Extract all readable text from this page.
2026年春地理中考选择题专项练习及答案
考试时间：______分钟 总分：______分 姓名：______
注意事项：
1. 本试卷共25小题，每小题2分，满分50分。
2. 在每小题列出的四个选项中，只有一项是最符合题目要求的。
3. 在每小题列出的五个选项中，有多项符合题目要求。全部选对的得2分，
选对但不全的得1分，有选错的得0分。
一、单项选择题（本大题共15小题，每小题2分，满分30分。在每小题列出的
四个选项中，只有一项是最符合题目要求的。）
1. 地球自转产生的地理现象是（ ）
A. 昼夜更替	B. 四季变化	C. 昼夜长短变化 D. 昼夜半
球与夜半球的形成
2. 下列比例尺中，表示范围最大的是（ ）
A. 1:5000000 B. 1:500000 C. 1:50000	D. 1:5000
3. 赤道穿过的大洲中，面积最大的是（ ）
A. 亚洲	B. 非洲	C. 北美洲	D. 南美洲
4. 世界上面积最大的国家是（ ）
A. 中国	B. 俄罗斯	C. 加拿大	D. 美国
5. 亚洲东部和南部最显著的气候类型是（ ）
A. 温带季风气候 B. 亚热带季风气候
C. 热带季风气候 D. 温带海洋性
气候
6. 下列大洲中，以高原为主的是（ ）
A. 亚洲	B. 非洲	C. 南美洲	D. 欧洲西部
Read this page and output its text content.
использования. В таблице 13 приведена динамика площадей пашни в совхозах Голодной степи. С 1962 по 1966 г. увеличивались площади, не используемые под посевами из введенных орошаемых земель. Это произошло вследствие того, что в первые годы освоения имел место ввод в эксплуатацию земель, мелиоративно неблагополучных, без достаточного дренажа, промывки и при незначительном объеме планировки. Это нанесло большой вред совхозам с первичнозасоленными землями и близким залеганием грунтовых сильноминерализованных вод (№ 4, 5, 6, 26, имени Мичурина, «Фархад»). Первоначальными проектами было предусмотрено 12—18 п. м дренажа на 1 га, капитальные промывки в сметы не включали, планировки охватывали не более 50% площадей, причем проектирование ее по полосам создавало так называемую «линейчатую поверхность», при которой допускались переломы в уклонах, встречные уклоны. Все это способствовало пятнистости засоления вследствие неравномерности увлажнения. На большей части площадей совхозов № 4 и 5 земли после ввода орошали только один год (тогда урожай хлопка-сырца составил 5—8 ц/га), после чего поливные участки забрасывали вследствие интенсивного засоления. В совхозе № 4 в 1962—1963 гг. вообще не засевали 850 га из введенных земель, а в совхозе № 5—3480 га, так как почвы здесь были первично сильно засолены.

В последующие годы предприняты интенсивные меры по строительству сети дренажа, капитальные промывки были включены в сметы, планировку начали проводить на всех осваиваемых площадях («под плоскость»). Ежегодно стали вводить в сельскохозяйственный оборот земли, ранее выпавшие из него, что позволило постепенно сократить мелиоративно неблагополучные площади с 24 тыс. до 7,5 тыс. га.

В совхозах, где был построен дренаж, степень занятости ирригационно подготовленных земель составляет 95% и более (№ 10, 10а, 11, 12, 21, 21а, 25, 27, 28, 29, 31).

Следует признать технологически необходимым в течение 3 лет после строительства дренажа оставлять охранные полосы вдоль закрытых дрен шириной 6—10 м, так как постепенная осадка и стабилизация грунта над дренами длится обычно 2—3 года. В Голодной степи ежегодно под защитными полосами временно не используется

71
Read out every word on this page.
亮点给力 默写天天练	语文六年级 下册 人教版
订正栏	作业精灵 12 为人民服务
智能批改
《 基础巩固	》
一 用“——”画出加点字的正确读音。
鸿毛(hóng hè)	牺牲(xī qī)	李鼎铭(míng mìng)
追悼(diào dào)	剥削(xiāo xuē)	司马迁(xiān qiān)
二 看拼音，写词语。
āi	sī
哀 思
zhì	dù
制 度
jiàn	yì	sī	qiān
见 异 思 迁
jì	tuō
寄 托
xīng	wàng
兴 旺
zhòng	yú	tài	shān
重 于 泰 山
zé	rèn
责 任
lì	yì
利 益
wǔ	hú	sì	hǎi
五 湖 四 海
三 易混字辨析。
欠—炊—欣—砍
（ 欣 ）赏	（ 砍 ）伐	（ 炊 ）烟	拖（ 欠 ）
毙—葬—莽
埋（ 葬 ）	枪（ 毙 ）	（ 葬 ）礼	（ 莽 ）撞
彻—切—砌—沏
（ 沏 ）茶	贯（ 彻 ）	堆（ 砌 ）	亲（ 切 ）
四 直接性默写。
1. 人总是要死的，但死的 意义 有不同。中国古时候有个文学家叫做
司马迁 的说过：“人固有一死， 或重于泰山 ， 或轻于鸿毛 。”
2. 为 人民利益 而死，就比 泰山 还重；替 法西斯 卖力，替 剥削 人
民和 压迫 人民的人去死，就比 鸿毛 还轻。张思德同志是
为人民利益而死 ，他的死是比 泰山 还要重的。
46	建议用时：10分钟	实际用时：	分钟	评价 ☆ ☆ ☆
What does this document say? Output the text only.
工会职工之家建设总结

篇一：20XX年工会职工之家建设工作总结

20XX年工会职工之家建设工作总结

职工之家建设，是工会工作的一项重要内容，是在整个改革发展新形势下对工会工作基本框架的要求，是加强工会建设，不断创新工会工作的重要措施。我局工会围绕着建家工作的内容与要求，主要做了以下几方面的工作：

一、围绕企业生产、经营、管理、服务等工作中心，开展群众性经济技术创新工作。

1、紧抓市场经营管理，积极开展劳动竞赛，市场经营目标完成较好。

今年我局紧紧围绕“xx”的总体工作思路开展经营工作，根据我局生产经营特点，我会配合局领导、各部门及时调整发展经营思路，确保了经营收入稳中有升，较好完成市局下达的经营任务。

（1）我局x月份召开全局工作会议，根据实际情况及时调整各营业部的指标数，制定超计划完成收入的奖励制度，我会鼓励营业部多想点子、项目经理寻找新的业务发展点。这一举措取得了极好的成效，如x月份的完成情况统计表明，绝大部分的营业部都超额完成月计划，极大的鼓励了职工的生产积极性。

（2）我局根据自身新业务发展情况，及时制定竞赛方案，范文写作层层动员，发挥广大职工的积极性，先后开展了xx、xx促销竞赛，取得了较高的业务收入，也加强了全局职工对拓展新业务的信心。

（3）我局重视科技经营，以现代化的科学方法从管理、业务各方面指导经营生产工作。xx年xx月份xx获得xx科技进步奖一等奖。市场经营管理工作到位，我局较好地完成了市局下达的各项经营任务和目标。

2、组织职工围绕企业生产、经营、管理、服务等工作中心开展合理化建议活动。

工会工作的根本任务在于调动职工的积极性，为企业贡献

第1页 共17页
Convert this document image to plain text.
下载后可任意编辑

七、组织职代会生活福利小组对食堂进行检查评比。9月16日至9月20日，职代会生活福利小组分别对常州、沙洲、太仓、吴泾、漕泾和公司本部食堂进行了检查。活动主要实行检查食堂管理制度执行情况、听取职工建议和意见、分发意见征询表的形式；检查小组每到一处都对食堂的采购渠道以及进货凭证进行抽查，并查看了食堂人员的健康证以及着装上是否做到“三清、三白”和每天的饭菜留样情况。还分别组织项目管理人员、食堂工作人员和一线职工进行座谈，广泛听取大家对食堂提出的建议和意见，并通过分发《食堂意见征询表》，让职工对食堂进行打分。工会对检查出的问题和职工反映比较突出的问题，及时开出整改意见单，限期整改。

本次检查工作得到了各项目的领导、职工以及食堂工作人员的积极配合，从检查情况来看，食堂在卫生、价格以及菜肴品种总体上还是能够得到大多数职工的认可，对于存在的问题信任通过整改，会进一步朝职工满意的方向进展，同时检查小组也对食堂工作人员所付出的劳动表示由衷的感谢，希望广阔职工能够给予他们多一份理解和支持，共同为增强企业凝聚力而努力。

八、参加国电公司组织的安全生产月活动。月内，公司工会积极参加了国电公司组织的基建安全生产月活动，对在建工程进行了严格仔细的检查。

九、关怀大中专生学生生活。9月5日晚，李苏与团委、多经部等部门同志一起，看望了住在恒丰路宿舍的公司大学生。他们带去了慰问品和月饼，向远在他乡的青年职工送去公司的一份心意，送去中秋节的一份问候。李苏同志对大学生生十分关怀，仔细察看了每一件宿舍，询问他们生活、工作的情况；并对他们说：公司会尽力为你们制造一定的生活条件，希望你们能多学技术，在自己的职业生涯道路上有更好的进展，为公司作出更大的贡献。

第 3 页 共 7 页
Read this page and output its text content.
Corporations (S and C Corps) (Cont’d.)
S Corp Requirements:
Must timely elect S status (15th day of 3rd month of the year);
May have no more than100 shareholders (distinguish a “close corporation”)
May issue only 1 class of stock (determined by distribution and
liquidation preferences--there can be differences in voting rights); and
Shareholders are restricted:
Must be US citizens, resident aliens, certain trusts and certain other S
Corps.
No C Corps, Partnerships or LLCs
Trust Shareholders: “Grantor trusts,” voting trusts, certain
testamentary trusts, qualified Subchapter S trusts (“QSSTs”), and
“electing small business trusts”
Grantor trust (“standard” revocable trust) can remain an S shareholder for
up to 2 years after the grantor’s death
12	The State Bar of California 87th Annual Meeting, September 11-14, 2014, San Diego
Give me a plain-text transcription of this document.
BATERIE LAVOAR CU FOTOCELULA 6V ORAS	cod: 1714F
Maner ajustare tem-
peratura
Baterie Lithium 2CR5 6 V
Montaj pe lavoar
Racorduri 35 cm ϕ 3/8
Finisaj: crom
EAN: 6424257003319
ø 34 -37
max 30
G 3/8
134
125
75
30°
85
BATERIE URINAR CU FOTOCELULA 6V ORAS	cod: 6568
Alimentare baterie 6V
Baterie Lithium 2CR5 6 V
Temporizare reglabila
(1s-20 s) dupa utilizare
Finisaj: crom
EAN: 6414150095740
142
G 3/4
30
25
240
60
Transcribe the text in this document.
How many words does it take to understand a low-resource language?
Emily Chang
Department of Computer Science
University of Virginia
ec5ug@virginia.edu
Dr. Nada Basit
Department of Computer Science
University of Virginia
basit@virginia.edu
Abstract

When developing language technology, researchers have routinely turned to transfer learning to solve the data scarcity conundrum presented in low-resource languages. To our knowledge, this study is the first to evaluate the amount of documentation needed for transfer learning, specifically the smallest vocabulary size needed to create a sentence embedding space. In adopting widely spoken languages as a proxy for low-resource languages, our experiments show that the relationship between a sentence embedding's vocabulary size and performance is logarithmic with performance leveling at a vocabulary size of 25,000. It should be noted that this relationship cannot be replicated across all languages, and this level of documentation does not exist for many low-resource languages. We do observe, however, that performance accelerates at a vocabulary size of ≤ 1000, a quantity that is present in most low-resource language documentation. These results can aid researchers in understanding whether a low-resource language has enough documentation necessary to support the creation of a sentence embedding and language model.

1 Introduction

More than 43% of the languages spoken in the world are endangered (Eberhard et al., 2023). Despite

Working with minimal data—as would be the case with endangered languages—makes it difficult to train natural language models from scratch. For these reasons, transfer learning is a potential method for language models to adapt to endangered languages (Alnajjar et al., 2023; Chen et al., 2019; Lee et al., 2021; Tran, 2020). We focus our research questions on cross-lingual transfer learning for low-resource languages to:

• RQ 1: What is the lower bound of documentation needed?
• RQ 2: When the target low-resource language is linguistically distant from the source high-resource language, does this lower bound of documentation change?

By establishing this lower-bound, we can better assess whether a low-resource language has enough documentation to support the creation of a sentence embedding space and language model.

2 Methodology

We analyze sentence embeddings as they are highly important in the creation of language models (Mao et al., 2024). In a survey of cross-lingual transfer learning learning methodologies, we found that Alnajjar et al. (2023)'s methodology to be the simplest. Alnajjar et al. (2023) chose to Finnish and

::::::::::

**PROBLEM DESCRIPTION**.
State how many lines in the records above contain the word "более", giving only the number.

**RIGHT ANSWER**.
2